Task to complete:
Report the count of lines containing the word "this" in the entries below, and nothing more.

Stored data:
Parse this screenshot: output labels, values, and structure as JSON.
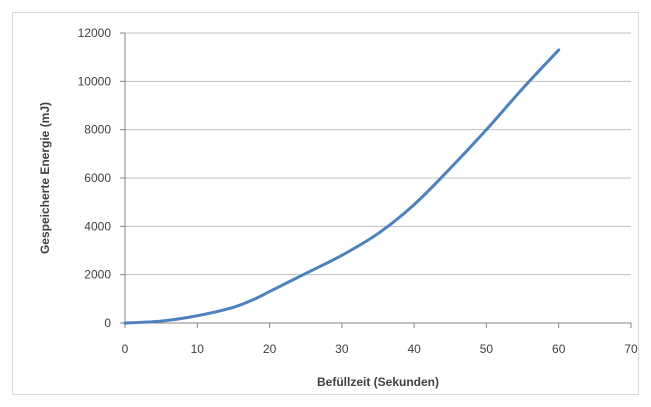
{
  "chart_data": {
    "type": "line",
    "title": "",
    "xlabel": "Befüllzeit (Sekunden)",
    "ylabel": "Gespeicherte Energie (mJ)",
    "xlim": [
      0,
      70
    ],
    "ylim": [
      0,
      12000
    ],
    "xticks": [
      0,
      10,
      20,
      30,
      40,
      50,
      60,
      70
    ],
    "yticks": [
      0,
      2000,
      4000,
      6000,
      8000,
      10000,
      12000
    ],
    "grid": "horizontal",
    "legend": "none",
    "series": [
      {
        "color": "#4f81bd",
        "x": [
          0,
          5,
          10,
          15,
          18,
          20,
          25,
          30,
          35,
          40,
          45,
          50,
          55,
          60
        ],
        "y": [
          0,
          80,
          300,
          650,
          1000,
          1300,
          2050,
          2800,
          3700,
          4900,
          6400,
          8000,
          9700,
          11300
        ]
      }
    ]
  }
}
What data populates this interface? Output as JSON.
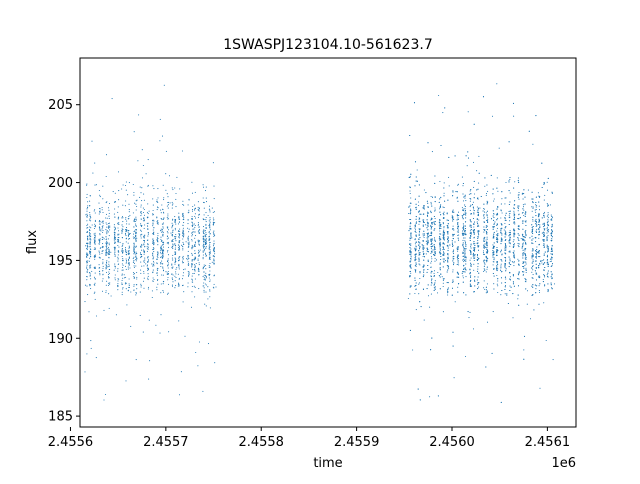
{
  "chart_data": {
    "type": "scatter",
    "title": "1SWASPJ123104.10-561623.7",
    "xlabel": "time",
    "ylabel": "flux",
    "x_offset_label": "1e6",
    "xlim": [
      2.45561,
      2.45613
    ],
    "ylim": [
      184.3,
      208.0
    ],
    "x_ticks": [
      2.4556,
      2.4557,
      2.4558,
      2.4559,
      2.456,
      2.4561
    ],
    "x_tick_labels": [
      "2.4556",
      "2.4557",
      "2.4558",
      "2.4559",
      "2.4560",
      "2.4561"
    ],
    "y_ticks": [
      185,
      190,
      195,
      200,
      205
    ],
    "y_tick_labels": [
      "185",
      "190",
      "195",
      "200",
      "205"
    ],
    "grid": false,
    "marker_color": "#1f77b4",
    "series": [
      {
        "observing_segments": [
          {
            "x_start": 2.455615,
            "x_end": 2.455753,
            "y_center": 196.0,
            "core_spread": 2.8,
            "outlier_low": 186.0,
            "outlier_high": 206.8,
            "n_points": 1900
          },
          {
            "x_start": 2.455954,
            "x_end": 2.456108,
            "y_center": 196.2,
            "core_spread": 3.0,
            "outlier_low": 185.8,
            "outlier_high": 206.9,
            "n_points": 3300
          }
        ]
      }
    ]
  }
}
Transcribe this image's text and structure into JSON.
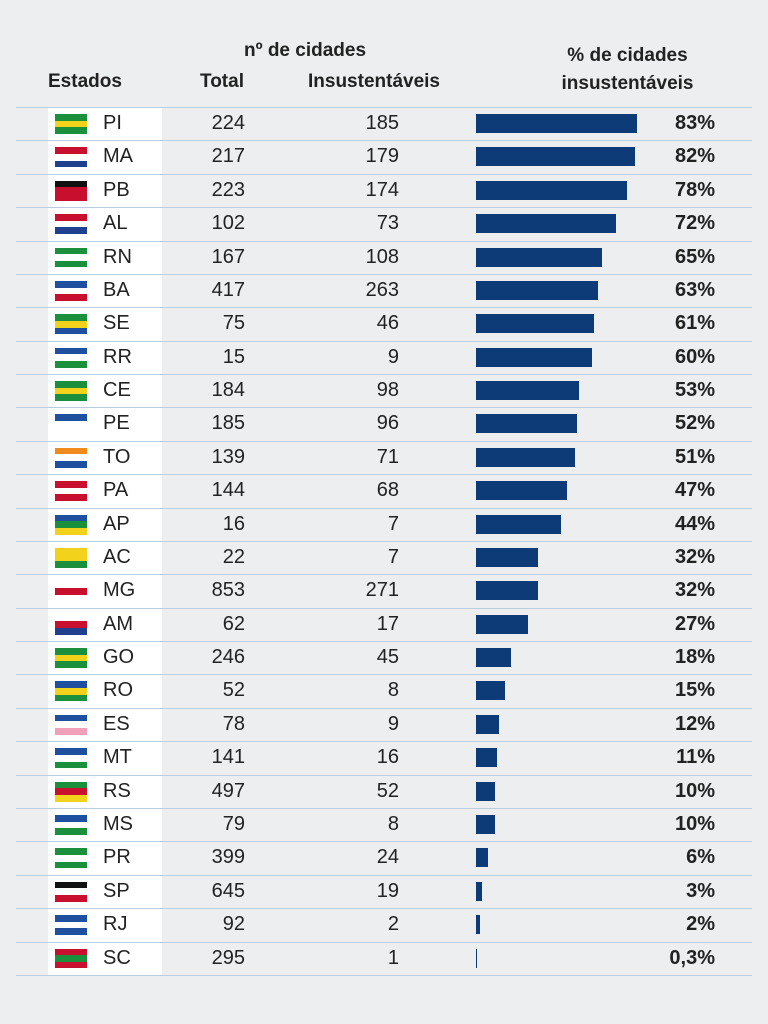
{
  "chart_data": {
    "type": "bar",
    "orientation": "horizontal",
    "header": {
      "states": "Estados",
      "group": "nº de cidades",
      "total": "Total",
      "unsustainable": "Insustentáveis",
      "percent": "% de cidades insustentáveis"
    },
    "categories": [
      "PI",
      "MA",
      "PB",
      "AL",
      "RN",
      "BA",
      "SE",
      "RR",
      "CE",
      "PE",
      "TO",
      "PA",
      "AP",
      "AC",
      "MG",
      "AM",
      "GO",
      "RO",
      "ES",
      "MT",
      "RS",
      "MS",
      "PR",
      "SP",
      "RJ",
      "SC"
    ],
    "totals": [
      224,
      217,
      223,
      102,
      167,
      417,
      75,
      15,
      184,
      185,
      139,
      144,
      16,
      22,
      853,
      62,
      246,
      52,
      78,
      141,
      497,
      79,
      399,
      645,
      92,
      295
    ],
    "unsustainable": [
      185,
      179,
      174,
      73,
      108,
      263,
      46,
      9,
      98,
      96,
      71,
      68,
      7,
      7,
      271,
      17,
      45,
      8,
      9,
      16,
      52,
      8,
      24,
      19,
      2,
      1
    ],
    "values": [
      83,
      82,
      78,
      72,
      65,
      63,
      61,
      60,
      53,
      52,
      51,
      47,
      44,
      32,
      32,
      27,
      18,
      15,
      12,
      11,
      10,
      10,
      6,
      3,
      2,
      0.3
    ],
    "value_labels": [
      "83%",
      "82%",
      "78%",
      "72%",
      "65%",
      "63%",
      "61%",
      "60%",
      "53%",
      "52%",
      "51%",
      "47%",
      "44%",
      "32%",
      "32%",
      "27%",
      "18%",
      "15%",
      "12%",
      "11%",
      "10%",
      "10%",
      "6%",
      "3%",
      "2%",
      "0,3%"
    ],
    "color": "#0d3b78"
  }
}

Expected output:
3